** Begin **
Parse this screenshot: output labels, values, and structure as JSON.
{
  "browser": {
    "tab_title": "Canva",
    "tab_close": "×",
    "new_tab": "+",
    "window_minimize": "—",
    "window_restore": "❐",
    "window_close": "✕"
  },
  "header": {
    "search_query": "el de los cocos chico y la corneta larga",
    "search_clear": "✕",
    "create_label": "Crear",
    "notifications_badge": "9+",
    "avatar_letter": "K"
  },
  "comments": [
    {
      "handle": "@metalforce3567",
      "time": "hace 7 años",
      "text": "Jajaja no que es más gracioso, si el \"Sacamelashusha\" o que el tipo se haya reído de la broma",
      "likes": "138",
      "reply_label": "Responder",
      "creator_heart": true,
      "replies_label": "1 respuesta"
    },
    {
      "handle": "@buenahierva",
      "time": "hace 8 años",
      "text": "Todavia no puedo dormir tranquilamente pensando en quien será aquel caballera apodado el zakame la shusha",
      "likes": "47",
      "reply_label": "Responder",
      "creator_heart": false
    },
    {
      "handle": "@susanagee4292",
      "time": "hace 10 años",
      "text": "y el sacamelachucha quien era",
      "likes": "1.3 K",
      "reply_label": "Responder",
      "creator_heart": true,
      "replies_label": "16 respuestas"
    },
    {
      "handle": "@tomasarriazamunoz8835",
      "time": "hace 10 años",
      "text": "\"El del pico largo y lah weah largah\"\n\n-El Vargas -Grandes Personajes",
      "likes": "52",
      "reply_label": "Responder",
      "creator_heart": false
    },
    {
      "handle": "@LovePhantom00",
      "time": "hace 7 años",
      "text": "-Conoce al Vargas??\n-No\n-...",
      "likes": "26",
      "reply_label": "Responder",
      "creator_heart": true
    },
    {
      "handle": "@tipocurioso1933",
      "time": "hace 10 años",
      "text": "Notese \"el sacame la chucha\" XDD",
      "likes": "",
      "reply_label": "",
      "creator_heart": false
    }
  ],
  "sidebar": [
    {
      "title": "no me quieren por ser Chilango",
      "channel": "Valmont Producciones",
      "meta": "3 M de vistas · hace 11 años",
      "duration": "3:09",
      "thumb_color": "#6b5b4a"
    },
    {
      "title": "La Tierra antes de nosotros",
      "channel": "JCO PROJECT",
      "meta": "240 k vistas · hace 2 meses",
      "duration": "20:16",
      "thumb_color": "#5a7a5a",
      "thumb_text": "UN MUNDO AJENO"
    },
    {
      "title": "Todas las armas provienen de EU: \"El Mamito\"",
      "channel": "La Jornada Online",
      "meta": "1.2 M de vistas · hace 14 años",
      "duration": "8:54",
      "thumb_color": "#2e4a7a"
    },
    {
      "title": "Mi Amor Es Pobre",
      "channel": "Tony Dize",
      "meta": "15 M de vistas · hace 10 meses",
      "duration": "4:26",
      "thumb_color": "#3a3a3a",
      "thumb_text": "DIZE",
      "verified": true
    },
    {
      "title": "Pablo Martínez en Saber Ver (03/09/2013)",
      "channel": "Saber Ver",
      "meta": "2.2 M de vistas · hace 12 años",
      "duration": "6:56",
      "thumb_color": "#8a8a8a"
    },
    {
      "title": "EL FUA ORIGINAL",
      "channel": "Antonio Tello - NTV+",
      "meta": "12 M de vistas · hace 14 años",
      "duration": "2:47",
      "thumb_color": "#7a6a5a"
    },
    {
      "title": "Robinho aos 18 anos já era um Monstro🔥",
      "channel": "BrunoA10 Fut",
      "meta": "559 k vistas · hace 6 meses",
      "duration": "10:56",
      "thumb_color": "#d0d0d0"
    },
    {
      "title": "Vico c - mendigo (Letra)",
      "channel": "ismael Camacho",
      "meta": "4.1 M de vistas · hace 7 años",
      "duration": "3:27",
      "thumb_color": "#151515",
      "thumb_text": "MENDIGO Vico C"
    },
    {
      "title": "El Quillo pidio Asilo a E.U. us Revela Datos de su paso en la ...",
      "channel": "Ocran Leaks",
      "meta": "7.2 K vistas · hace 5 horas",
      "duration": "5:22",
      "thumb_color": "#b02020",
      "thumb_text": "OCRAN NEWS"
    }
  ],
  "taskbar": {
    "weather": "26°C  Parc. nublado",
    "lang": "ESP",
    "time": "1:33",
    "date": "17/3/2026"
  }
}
** End **
● **Do this**:
Gather, from the listing above, every line carrying the word "Vargas".

● **Task result**:
      "text": "\"El del pico largo y lah weah largah\"\n\n-El Vargas -Grandes Personajes",
      "text": "-Conoce al Vargas??\n-No\n-...",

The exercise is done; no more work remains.